TEXTO PARA LEITURA:
---*---

Por: André | 28 Julho 2016
Barrancos acredita que se vive em Jujuy, Província situada no norte da Argentina, uma suspensão do Estado de Direito. Que se procura dividir a Associação Tupac Amaru para dar um aviso, razão pela qual manterão Milagro Sala presa o tempo que for necessário.
Durante uma homenagem realizada no ano passado na Universidade de Quilmes, Dora Barrancos perguntava: “Quem tem medo de Milagro Sala?” E respondia: “Os poderosos, os tíbios, os que são contra os direitos das maiorias populares”.
Socióloga, doutora em História e pesquisadora principal do Conicet, hoje diz que aquilo foi uma prévia do que se seguiu como se os novos ventos “pestanejassem”. Nesta entrevista explica por que acredita que em Jujuy existe um estado de exceção, onde ficam de fora as maiorias populares diante de uma “comandita” dos Três Poderes que se articulam muito fortemente com uma carga xenófoba em grandes segmentos da população.

---*---

OBJETIVOS:
a - Copie do texto sobre Milagro Sala o trecho que vai de "Socióloga, doutora em" até "segmentos da população.".
b - Segundo o texto sobre Milagro Sala, em que instituição foi realizada a homenagem do ano anterior?

SEÇÃO DE DADOS:
---*---

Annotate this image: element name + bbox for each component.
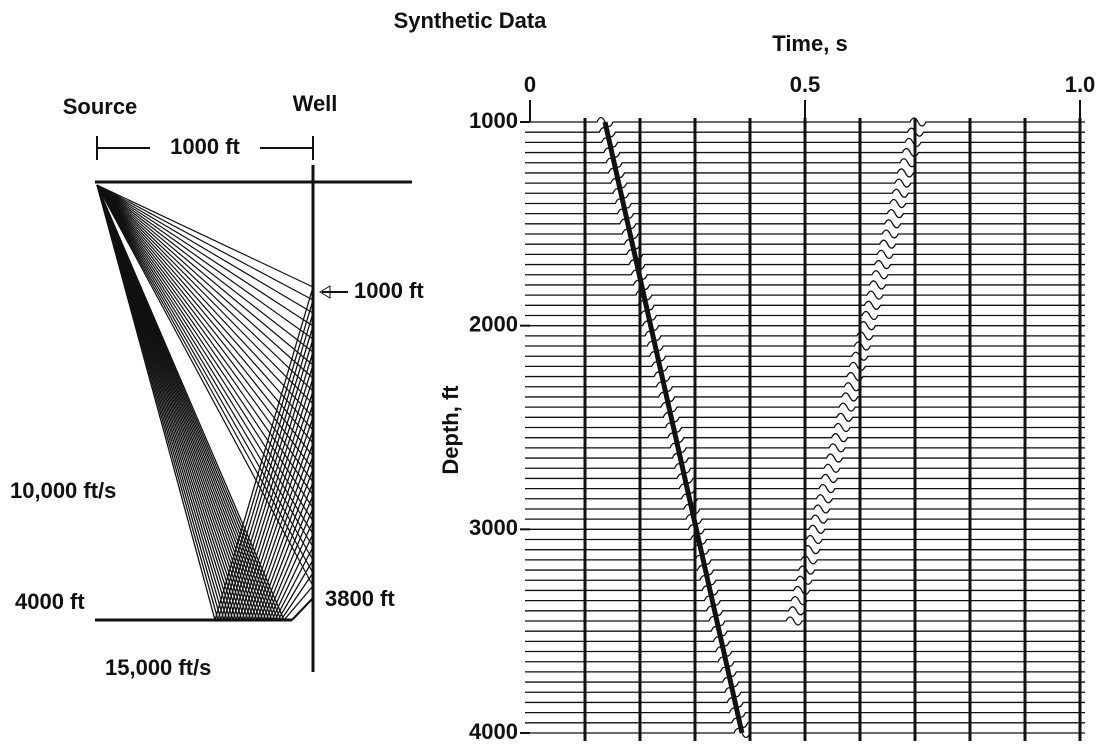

---*---

RESPOSTAS EM ORDEM:
a -
Socióloga, doutora em História e pesquisadora principal do Conicet, hoje diz que aquilo foi uma prévia do que se seguiu como se os novos ventos “pestanejassem”. Nesta entrevista explica por que acredita que em Jujuy existe um estado de exceção, onde ficam de fora as maiorias populares diante de uma “comandita” dos Três Poderes que se articulam muito fortemente com uma carga xenófoba em grandes segmentos da população.

b - Na Universidade de Quilmes.